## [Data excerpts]
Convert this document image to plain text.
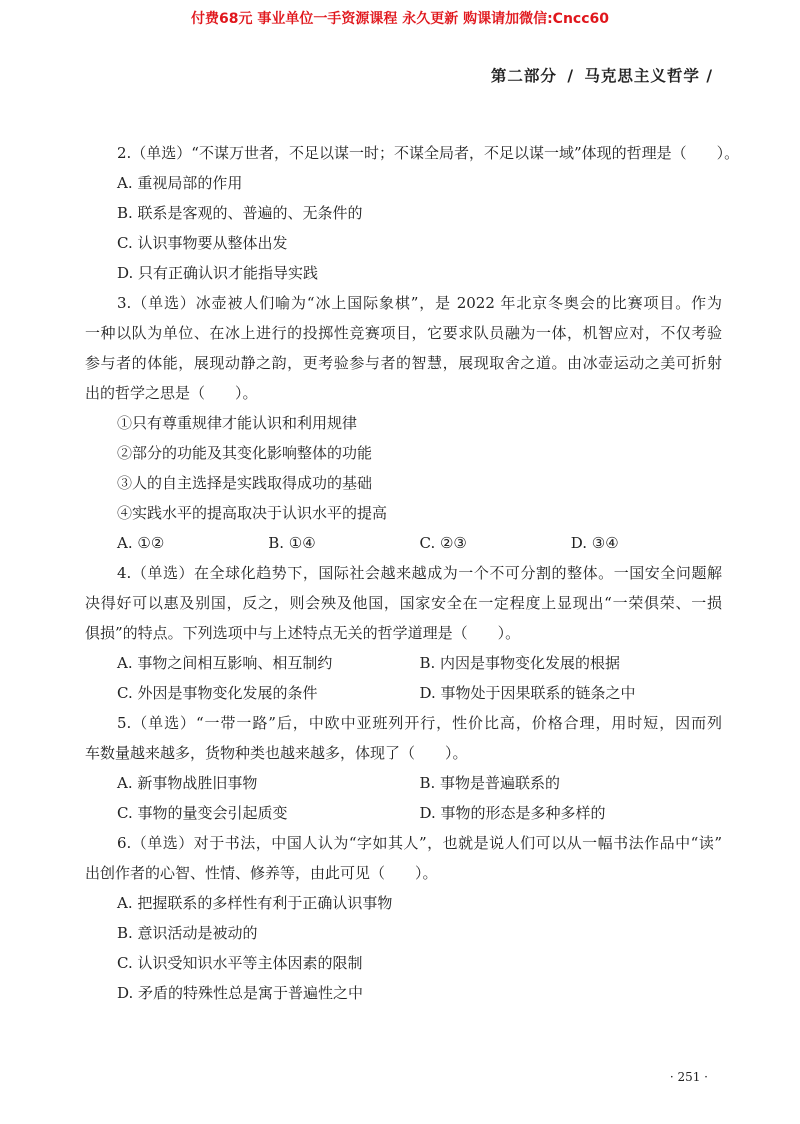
付费68元 事业单位一手资源课程 永久更新 购课请加微信:Cncc60
第二部分 / 马克思主义哲学 /
2.（单选）“不谋万世者，不足以谋一时；不谋全局者，不足以谋一域”体现的哲理是（　　）。
A. 重视局部的作用
B. 联系是客观的、普遍的、无条件的
C. 认识事物要从整体出发
D. 只有正确认识才能指导实践
3.（单选）冰壶被人们喻为“冰上国际象棋”，是 2022 年北京冬奥会的比赛项目。作为
一种以队为单位、在冰上进行的投掷性竞赛项目，它要求队员融为一体，机智应对，不仅考验
参与者的体能，展现动静之韵，更考验参与者的智慧，展现取舍之道。由冰壶运动之美可折射
出的哲学之思是（　　）。
①只有尊重规律才能认识和利用规律
②部分的功能及其变化影响整体的功能
③人的自主选择是实践取得成功的基础
④实践水平的提高取决于认识水平的提高
A. ①②	B. ①④	C. ②③	D. ③④
4.（单选）在全球化趋势下，国际社会越来越成为一个不可分割的整体。一国安全问题解
决得好可以惠及别国，反之，则会殃及他国，国家安全在一定程度上显现出“一荣俱荣、一损
俱损”的特点。下列选项中与上述特点无关的哲学道理是（　　）。
A. 事物之间相互影响、相互制约	B. 内因是事物变化发展的根据
C. 外因是事物变化发展的条件	D. 事物处于因果联系的链条之中
5.（单选）“一带一路”后，中欧中亚班列开行，性价比高，价格合理，用时短，因而列
车数量越来越多，货物种类也越来越多，体现了（　　）。
A. 新事物战胜旧事物	B. 事物是普遍联系的
C. 事物的量变会引起质变	D. 事物的形态是多种多样的
6.（单选）对于书法，中国人认为“字如其人”，也就是说人们可以从一幅书法作品中“读”
出创作者的心智、性情、修养等，由此可见（　　）。
A. 把握联系的多样性有利于正确认识事物
B. 意识活动是被动的
C. 认识受知识水平等主体因素的限制
D. 矛盾的特殊性总是寓于普遍性之中
· 251 ·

## [SET PROBLEM]
Copy the listing exactly. Any image in it stays out of the copy.

## [EXPECTED ANSWER]
Convert this document image to plain text.
付费68元 事业单位一手资源课程 永久更新 购课请加微信:Cncc60
第二部分 / 马克思主义哲学 /
2.（单选）“不谋万世者，不足以谋一时；不谋全局者，不足以谋一域”体现的哲理是（　　）。
A. 重视局部的作用
B. 联系是客观的、普遍的、无条件的
C. 认识事物要从整体出发
D. 只有正确认识才能指导实践
3.（单选）冰壶被人们喻为“冰上国际象棋”，是 2022 年北京冬奥会的比赛项目。作为
一种以队为单位、在冰上进行的投掷性竞赛项目，它要求队员融为一体，机智应对，不仅考验
参与者的体能，展现动静之韵，更考验参与者的智慧，展现取舍之道。由冰壶运动之美可折射
出的哲学之思是（　　）。
①只有尊重规律才能认识和利用规律
②部分的功能及其变化影响整体的功能
③人的自主选择是实践取得成功的基础
④实践水平的提高取决于认识水平的提高
A. ①②	B. ①④	C. ②③	D. ③④
4.（单选）在全球化趋势下，国际社会越来越成为一个不可分割的整体。一国安全问题解
决得好可以惠及别国，反之，则会殃及他国，国家安全在一定程度上显现出“一荣俱荣、一损
俱损”的特点。下列选项中与上述特点无关的哲学道理是（　　）。
A. 事物之间相互影响、相互制约	B. 内因是事物变化发展的根据
C. 外因是事物变化发展的条件	D. 事物处于因果联系的链条之中
5.（单选）“一带一路”后，中欧中亚班列开行，性价比高，价格合理，用时短，因而列
车数量越来越多，货物种类也越来越多，体现了（　　）。
A. 新事物战胜旧事物	B. 事物是普遍联系的
C. 事物的量变会引起质变	D. 事物的形态是多种多样的
6.（单选）对于书法，中国人认为“字如其人”，也就是说人们可以从一幅书法作品中“读”
出创作者的心智、性情、修养等，由此可见（　　）。
A. 把握联系的多样性有利于正确认识事物
B. 意识活动是被动的
C. 认识受知识水平等主体因素的限制
D. 矛盾的特殊性总是寓于普遍性之中
· 251 ·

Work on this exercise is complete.